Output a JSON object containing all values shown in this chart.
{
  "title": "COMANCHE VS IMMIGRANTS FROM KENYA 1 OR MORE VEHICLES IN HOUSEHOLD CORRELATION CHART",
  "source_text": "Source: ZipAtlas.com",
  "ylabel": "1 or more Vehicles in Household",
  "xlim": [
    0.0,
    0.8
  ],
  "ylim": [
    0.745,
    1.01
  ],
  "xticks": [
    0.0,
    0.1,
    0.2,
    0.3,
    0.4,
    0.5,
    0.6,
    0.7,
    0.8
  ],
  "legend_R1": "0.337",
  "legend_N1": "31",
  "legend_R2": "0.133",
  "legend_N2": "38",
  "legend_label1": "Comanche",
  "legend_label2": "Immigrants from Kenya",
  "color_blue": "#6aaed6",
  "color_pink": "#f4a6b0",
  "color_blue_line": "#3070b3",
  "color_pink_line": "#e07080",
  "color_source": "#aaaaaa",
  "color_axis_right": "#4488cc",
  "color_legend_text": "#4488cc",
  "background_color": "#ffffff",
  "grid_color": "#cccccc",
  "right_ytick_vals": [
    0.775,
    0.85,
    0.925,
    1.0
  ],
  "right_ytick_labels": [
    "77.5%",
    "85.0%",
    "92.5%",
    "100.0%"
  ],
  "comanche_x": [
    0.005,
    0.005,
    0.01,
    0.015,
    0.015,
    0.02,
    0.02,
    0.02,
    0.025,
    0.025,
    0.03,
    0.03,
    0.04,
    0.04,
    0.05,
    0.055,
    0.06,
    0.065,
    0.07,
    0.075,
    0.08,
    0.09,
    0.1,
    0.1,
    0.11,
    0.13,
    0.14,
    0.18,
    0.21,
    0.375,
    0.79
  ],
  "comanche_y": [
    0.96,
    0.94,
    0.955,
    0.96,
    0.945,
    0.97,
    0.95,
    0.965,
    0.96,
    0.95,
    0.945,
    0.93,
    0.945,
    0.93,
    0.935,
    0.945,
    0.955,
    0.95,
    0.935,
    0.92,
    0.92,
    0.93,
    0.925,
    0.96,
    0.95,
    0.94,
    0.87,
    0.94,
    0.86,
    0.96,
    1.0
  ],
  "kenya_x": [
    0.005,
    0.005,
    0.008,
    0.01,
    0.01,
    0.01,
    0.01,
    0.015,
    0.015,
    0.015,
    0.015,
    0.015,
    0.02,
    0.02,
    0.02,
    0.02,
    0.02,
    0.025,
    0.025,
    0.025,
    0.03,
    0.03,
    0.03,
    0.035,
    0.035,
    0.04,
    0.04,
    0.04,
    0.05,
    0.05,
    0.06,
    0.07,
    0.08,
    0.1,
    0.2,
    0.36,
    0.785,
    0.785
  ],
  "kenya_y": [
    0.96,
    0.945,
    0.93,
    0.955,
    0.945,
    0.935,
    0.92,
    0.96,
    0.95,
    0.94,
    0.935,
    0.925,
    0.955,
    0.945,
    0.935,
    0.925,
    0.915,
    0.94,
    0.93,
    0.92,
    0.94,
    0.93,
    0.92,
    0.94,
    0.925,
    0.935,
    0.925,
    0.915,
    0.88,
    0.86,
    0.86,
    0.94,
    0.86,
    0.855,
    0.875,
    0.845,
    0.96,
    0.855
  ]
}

◇ ◇ ◇ ◇

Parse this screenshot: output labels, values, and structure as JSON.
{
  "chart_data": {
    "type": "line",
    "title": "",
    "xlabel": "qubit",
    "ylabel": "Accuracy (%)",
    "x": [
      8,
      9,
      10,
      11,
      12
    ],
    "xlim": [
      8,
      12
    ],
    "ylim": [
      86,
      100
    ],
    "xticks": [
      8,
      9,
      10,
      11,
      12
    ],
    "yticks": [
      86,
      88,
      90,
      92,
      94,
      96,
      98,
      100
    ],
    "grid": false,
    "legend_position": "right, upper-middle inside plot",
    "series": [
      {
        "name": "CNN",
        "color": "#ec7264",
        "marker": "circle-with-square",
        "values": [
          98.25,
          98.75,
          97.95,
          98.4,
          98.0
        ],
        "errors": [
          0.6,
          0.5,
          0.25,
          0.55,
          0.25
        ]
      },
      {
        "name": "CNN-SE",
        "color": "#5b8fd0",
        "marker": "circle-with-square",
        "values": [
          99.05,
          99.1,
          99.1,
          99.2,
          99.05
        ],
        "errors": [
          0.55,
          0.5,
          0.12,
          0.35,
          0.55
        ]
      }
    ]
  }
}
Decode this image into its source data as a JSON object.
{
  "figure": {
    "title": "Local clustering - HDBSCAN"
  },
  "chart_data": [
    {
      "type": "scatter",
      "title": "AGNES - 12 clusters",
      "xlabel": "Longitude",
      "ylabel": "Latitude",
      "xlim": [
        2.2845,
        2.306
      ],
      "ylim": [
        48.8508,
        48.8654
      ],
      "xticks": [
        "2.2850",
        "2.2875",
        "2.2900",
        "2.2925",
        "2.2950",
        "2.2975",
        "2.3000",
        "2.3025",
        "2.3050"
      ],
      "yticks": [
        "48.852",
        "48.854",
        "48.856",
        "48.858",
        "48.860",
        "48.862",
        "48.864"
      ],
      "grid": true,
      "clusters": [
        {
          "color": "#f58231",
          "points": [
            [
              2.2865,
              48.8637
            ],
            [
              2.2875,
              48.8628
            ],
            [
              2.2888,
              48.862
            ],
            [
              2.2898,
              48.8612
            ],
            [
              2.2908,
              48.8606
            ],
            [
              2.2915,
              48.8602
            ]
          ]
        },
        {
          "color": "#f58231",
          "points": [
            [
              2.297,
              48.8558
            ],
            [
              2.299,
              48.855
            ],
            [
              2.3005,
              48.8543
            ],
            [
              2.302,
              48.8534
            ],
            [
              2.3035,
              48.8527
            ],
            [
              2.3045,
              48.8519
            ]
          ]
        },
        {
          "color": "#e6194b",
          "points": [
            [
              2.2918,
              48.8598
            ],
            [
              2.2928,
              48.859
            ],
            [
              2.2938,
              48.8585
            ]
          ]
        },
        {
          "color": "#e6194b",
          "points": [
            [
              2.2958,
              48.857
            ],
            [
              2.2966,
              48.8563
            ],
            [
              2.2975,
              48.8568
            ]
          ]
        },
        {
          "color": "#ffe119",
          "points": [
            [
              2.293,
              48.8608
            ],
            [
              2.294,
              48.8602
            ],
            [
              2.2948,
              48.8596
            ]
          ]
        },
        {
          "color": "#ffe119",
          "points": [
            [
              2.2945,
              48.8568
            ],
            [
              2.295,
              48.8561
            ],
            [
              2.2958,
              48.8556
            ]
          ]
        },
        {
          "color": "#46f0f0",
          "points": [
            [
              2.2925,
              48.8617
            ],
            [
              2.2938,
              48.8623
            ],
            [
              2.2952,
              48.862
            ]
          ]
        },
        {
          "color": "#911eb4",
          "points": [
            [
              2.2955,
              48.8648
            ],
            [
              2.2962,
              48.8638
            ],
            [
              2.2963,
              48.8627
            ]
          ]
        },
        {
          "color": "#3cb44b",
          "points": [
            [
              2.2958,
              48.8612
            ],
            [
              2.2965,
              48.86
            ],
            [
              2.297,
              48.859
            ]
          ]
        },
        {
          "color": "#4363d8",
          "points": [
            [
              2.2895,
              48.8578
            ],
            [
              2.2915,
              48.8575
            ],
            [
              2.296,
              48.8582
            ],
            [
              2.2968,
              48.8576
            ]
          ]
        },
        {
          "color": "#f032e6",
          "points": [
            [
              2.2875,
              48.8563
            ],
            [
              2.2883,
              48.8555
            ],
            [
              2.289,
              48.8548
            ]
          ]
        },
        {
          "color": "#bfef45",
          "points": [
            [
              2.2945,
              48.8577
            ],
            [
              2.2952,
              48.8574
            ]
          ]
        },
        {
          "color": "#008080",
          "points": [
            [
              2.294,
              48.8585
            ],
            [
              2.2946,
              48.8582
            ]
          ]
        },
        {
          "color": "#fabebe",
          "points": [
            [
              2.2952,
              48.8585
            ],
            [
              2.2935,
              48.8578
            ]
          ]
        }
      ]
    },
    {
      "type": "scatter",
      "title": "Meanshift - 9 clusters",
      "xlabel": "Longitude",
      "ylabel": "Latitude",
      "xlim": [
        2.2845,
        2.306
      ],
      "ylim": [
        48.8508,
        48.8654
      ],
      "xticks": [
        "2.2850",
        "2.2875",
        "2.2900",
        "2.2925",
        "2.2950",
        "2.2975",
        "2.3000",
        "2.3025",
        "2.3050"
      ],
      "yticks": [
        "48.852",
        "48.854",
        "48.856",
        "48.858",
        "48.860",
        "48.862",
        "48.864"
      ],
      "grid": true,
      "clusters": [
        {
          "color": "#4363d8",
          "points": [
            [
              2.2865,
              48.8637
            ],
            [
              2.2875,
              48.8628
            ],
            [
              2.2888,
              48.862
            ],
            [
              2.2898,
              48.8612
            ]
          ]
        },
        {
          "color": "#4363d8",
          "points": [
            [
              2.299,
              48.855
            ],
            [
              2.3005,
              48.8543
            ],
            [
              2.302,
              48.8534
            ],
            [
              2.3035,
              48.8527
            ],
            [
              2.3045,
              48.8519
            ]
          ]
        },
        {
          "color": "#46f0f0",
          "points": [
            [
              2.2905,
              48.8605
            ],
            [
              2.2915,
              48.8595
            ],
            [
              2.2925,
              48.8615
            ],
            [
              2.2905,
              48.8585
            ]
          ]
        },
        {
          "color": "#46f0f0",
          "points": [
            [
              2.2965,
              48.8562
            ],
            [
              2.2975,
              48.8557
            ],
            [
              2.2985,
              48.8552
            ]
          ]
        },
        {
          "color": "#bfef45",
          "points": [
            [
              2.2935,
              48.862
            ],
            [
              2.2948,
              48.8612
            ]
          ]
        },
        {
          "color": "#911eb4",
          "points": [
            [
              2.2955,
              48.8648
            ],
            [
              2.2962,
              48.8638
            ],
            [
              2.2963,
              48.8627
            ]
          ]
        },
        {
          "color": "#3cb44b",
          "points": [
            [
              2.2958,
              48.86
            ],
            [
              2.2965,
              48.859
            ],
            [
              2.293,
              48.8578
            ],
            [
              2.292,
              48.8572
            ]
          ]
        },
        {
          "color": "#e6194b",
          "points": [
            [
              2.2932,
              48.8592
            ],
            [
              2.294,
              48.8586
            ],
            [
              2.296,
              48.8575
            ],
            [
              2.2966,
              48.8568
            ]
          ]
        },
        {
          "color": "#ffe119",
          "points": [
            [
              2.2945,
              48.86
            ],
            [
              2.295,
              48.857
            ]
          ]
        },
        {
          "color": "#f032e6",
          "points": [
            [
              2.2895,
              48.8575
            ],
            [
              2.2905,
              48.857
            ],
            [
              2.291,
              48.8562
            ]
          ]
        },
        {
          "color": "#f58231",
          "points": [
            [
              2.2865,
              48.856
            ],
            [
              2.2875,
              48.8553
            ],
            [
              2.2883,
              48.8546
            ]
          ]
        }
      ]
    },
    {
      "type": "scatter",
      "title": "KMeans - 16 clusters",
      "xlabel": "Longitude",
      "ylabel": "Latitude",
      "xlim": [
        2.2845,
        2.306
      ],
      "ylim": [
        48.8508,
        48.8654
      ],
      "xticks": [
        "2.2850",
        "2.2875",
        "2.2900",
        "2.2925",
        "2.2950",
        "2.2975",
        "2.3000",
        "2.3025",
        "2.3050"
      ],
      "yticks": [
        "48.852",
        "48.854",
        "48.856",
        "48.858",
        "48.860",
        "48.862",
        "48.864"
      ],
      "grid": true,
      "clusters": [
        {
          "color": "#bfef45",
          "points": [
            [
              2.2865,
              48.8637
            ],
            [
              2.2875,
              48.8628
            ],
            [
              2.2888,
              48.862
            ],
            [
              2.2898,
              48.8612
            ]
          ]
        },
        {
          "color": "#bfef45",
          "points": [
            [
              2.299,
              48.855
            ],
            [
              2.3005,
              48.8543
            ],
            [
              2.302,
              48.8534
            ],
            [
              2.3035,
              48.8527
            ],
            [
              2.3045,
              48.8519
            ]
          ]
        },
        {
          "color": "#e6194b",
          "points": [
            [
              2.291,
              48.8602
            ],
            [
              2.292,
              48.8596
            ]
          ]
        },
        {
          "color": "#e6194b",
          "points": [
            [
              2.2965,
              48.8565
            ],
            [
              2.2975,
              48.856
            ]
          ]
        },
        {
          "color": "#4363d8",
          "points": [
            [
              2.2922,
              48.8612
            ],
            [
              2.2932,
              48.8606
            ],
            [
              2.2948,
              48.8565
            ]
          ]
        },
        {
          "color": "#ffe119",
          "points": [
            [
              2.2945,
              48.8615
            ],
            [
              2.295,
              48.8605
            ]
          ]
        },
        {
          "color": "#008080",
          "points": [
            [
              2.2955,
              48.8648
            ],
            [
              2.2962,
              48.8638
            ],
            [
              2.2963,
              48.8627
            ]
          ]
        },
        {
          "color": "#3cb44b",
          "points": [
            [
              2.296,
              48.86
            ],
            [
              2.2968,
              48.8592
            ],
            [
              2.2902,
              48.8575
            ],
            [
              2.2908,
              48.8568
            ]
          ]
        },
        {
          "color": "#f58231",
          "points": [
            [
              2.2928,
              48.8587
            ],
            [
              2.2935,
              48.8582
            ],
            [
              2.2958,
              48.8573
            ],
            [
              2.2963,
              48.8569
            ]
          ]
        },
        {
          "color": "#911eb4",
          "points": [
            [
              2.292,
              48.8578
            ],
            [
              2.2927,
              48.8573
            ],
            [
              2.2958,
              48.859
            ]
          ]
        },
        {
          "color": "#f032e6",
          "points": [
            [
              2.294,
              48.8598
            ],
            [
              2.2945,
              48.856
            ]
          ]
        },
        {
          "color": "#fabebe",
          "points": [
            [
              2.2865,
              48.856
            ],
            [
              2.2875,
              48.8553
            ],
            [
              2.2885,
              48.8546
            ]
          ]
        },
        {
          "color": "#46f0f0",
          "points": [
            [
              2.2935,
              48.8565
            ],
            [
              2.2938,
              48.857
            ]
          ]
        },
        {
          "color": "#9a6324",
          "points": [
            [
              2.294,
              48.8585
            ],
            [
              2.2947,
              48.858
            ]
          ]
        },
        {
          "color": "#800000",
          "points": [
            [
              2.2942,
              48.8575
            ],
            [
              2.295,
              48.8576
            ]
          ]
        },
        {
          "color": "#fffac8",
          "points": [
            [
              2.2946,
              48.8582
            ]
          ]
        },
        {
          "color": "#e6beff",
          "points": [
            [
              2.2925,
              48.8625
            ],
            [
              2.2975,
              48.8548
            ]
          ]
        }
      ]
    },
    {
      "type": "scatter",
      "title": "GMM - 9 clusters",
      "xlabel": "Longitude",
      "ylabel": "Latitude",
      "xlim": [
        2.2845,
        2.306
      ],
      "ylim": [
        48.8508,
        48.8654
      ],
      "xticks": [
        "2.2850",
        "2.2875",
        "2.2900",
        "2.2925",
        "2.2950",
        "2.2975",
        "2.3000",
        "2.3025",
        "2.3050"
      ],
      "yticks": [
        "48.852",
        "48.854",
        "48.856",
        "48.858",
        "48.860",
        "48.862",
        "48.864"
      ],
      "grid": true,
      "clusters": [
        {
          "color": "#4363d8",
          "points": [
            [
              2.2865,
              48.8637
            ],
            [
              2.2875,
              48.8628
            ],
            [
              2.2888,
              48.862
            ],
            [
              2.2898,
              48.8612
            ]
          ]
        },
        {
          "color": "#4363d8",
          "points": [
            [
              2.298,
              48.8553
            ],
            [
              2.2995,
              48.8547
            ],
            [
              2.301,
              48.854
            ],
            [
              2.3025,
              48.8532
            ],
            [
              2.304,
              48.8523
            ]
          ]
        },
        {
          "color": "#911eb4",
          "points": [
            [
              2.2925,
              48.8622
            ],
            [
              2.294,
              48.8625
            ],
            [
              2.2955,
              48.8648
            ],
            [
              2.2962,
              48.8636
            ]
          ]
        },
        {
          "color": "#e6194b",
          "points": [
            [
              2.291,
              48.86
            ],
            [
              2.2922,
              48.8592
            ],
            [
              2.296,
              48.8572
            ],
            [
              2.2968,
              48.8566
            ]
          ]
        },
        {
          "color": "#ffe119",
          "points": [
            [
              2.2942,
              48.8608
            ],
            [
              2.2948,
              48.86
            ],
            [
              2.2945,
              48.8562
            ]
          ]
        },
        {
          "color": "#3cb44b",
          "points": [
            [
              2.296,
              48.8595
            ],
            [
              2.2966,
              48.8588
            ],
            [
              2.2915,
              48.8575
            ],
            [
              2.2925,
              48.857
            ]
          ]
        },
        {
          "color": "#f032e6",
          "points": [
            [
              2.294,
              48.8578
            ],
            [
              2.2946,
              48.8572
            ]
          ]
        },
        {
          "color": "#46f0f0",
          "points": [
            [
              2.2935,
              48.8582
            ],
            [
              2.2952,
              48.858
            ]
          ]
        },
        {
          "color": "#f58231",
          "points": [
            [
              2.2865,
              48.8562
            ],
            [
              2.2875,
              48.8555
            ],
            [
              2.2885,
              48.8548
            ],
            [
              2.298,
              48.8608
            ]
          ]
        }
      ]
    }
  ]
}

◇ ◇ ◇ ◇

[THE PROBLEM]: Return each line of the data that contains the string "JSON".

[SOLUTION TO THIS PROBLEM]:
Output a JSON object containing all values shown in this chart.
Parse this screenshot: output labels, values, and structure as JSON.
Decode this image into its source data as a JSON object.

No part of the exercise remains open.